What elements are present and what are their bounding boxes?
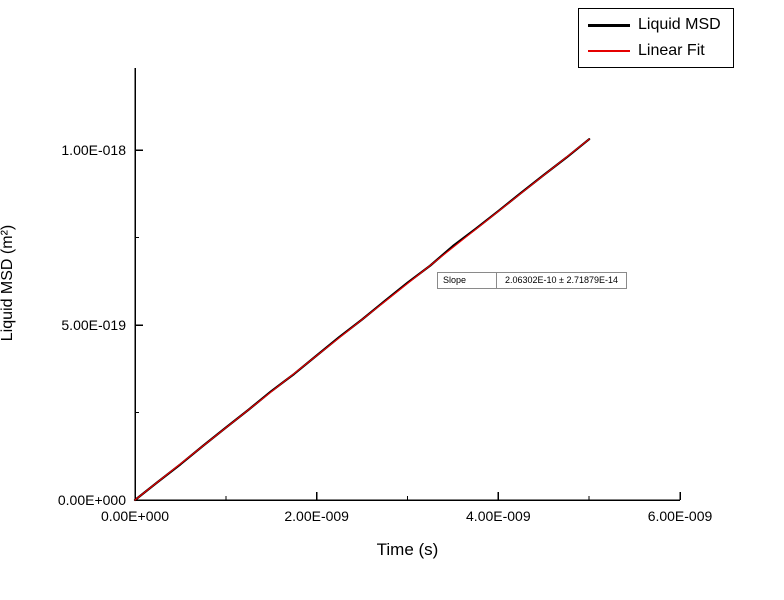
x-axis-label: Time (s) <box>376 540 439 559</box>
legend-entry-liquid-msd: Liquid MSD <box>588 16 721 34</box>
legend: Liquid MSD Linear Fit <box>578 8 734 68</box>
slope-annotation-value: 2.06302E-10 ± 2.71879E-14 <box>505 275 619 285</box>
x-tick-label: 0.00E+000 <box>101 508 169 524</box>
y-tick-label: 5.00E-019 <box>61 317 126 333</box>
x-tick-label: 4.00E-009 <box>466 508 531 524</box>
y-tick-label: 1.00E-018 <box>61 142 126 158</box>
series-linear-fit <box>134 138 590 501</box>
slope-annotation-label: Slope <box>438 273 497 288</box>
legend-line-swatch-red <box>588 50 630 52</box>
x-tick-label: 2.00E-009 <box>284 508 349 524</box>
legend-entry-linear-fit: Linear Fit <box>588 42 721 60</box>
y-axis-label: Liquid MSD (m²) <box>0 224 16 342</box>
slope-annotation: Slope 2.06302E-10 ± 2.71879E-14 <box>437 272 628 289</box>
legend-label-linear-fit: Linear Fit <box>638 42 705 59</box>
legend-label-liquid-msd: Liquid MSD <box>638 16 721 33</box>
y-tick-label: 0.00E+000 <box>58 492 126 508</box>
legend-line-swatch-black <box>588 23 630 27</box>
x-tick-label: 6.00E-009 <box>648 508 713 524</box>
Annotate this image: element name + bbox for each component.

•••

=== EXERCISE DESCRIPTION ===
Return every line of the listing above word for word, omitting the picture.

=== SOLUTION FOR THIS EXERCISE ===
What elements are present and what are their bounding boxes?
x-axis-label: Time (s) <box>376 540 439 559</box>
legend-entry-liquid-msd: Liquid MSD <box>588 16 721 34</box>
legend: Liquid MSD Linear Fit <box>578 8 734 68</box>
slope-annotation-value: 2.06302E-10 ± 2.71879E-14 <box>505 275 619 285</box>
x-tick-label: 0.00E+000 <box>101 508 169 524</box>
y-tick-label: 5.00E-019 <box>61 317 126 333</box>
x-tick-label: 4.00E-009 <box>466 508 531 524</box>
y-tick-label: 1.00E-018 <box>61 142 126 158</box>
series-linear-fit <box>134 138 590 501</box>
slope-annotation-label: Slope <box>438 273 497 288</box>
legend-line-swatch-red <box>588 50 630 52</box>
x-tick-label: 2.00E-009 <box>284 508 349 524</box>
legend-entry-linear-fit: Linear Fit <box>588 42 721 60</box>
y-axis-label: Liquid MSD (m²) <box>0 224 16 342</box>
slope-annotation: Slope 2.06302E-10 ± 2.71879E-14 <box>437 272 628 289</box>
legend-label-linear-fit: Linear Fit <box>638 42 705 59</box>
legend-label-liquid-msd: Liquid MSD <box>638 16 721 33</box>
y-tick-label: 0.00E+000 <box>58 492 126 508</box>
legend-line-swatch-black <box>588 23 630 27</box>
x-tick-label: 6.00E-009 <box>648 508 713 524</box>
Annotate this image: element name + bbox for each component.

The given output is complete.